[Dataset entries]

*** Begin section ***

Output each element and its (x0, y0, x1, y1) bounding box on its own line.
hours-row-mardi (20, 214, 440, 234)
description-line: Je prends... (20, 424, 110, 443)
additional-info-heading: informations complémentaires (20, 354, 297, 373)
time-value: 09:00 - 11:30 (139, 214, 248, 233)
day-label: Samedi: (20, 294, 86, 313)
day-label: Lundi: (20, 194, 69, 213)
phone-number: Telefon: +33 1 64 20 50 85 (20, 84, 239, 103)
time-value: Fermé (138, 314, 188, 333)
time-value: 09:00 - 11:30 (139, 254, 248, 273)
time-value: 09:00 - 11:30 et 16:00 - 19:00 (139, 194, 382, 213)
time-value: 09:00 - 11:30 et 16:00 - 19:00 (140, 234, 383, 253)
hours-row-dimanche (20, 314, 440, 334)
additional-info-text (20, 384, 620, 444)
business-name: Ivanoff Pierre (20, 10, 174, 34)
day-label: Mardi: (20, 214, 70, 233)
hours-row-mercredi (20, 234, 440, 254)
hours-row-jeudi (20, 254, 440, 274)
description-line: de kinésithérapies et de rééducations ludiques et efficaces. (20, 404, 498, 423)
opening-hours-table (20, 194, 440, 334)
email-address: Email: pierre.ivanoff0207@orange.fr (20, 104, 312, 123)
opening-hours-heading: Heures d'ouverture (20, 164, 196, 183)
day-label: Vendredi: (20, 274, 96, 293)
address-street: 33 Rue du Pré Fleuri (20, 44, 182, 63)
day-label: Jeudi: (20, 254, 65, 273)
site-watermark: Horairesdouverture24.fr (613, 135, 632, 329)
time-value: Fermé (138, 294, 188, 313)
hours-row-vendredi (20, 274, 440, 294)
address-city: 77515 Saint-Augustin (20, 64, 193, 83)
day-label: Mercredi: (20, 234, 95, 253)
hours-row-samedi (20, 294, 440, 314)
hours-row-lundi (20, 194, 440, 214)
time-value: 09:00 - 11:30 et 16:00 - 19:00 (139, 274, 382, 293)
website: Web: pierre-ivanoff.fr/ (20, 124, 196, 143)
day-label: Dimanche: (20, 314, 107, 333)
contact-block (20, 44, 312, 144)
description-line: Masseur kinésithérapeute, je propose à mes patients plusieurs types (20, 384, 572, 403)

*** End section ***

Work request: Your task is to return each line of the data above that contains the string "heading".

Completed task:
additional-info-heading: informations complémentaires (20, 354, 297, 373)
opening-hours-heading: Heures d'ouverture (20, 164, 196, 183)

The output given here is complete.